■ **What you need to do**: Leave every picture out and write out the records below exactly.

####

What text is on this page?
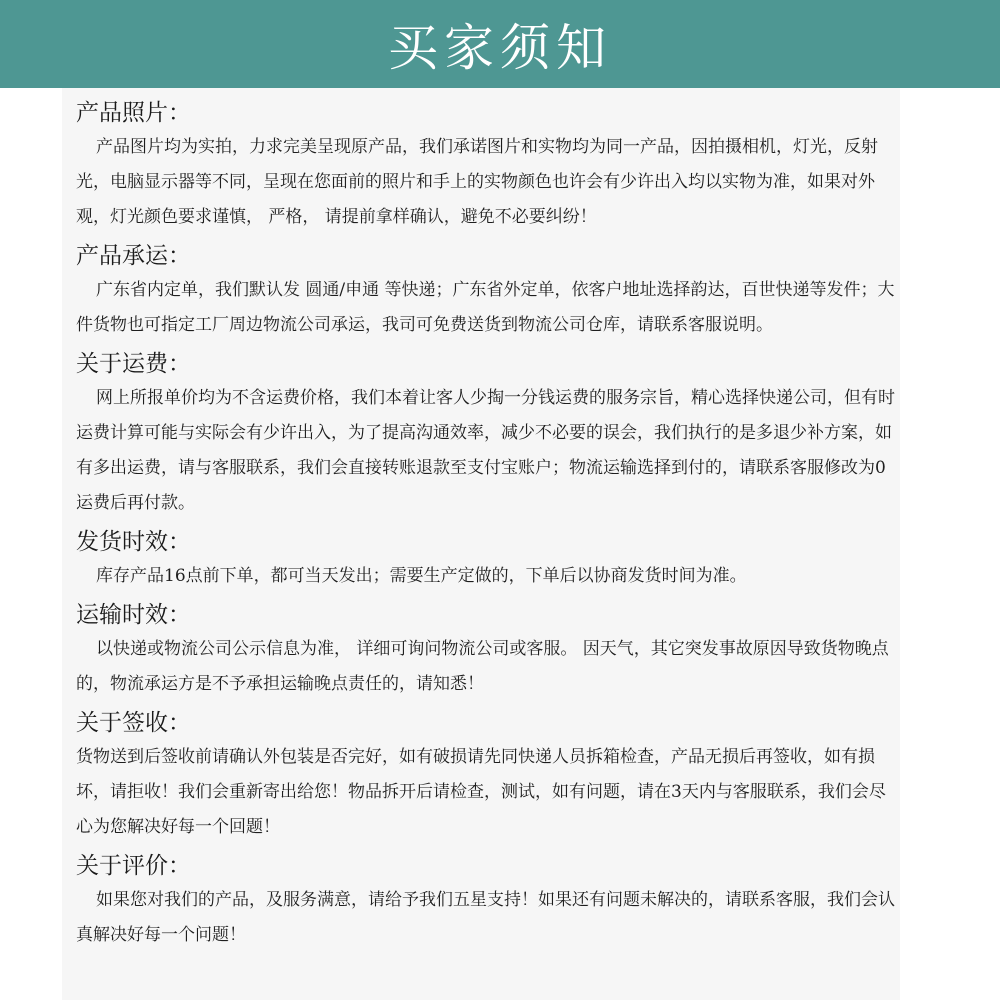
买家须知
产品照片：

产品图片均为实拍，力求完美呈现原产品，我们承诺图片和实物均为同一产品，因拍摄相机，灯光，反射光，电脑显示器等不同，呈现在您面前的照片和手上的实物颜色也许会有少许出入均以实物为准，如果对外观，灯光颜色要求谨慎， 严格， 请提前拿样确认，避免不必要纠纷！

产品承运：

广东省内定单，我们默认发 圆通/申通 等快递；广东省外定单，依客户地址选择韵达，百世快递等发件；大件货物也可指定工厂周边物流公司承运，我司可免费送货到物流公司仓库，请联系客服说明。

关于运费：

网上所报单价均为不含运费价格，我们本着让客人少掏一分钱运费的服务宗旨，精心选择快递公司，但有时运费计算可能与实际会有少许出入，为了提高沟通效率，减少不必要的误会，我们执行的是多退少补方案，如有多出运费，请与客服联系，我们会直接转账退款至支付宝账户；物流运输选择到付的，请联系客服修改为0运费后再付款。

发货时效：

库存产品16点前下单，都可当天发出；需要生产定做的，下单后以协商发货时间为准。

运输时效：

以快递或物流公司公示信息为准， 详细可询问物流公司或客服。 因天气，其它突发事故原因导致货物晚点的，物流承运方是不予承担运输晚点责任的，请知悉！

关于签收：

货物送到后签收前请确认外包装是否完好，如有破损请先同快递人员拆箱检查，产品无损后再签收，如有损坏，请拒收！我们会重新寄出给您！物品拆开后请检查，测试，如有问题，请在3天内与客服联系，我们会尽心为您解决好每一个回题！

关于评价：

如果您对我们的产品，及服务满意，请给予我们五星支持！如果还有问题未解决的，请联系客服，我们会认真解决好每一个问题！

####

■ **Full solution**:
What text is on this page?
买家须知
产品照片：

产品图片均为实拍，力求完美呈现原产品，我们承诺图片和实物均为同一产品，因拍摄相机，灯光，反射光，电脑显示器等不同，呈现在您面前的照片和手上的实物颜色也许会有少许出入均以实物为准，如果对外观，灯光颜色要求谨慎， 严格， 请提前拿样确认，避免不必要纠纷！

产品承运：

广东省内定单，我们默认发 圆通/申通 等快递；广东省外定单，依客户地址选择韵达，百世快递等发件；大件货物也可指定工厂周边物流公司承运，我司可免费送货到物流公司仓库，请联系客服说明。

关于运费：

网上所报单价均为不含运费价格，我们本着让客人少掏一分钱运费的服务宗旨，精心选择快递公司，但有时运费计算可能与实际会有少许出入，为了提高沟通效率，减少不必要的误会，我们执行的是多退少补方案，如有多出运费，请与客服联系，我们会直接转账退款至支付宝账户；物流运输选择到付的，请联系客服修改为0运费后再付款。

发货时效：

库存产品16点前下单，都可当天发出；需要生产定做的，下单后以协商发货时间为准。

运输时效：

以快递或物流公司公示信息为准， 详细可询问物流公司或客服。 因天气，其它突发事故原因导致货物晚点的，物流承运方是不予承担运输晚点责任的，请知悉！

关于签收：

货物送到后签收前请确认外包装是否完好，如有破损请先同快递人员拆箱检查，产品无损后再签收，如有损坏，请拒收！我们会重新寄出给您！物品拆开后请检查，测试，如有问题，请在3天内与客服联系，我们会尽心为您解决好每一个回题！

关于评价：

如果您对我们的产品，及服务满意，请给予我们五星支持！如果还有问题未解决的，请联系客服，我们会认真解决好每一个问题！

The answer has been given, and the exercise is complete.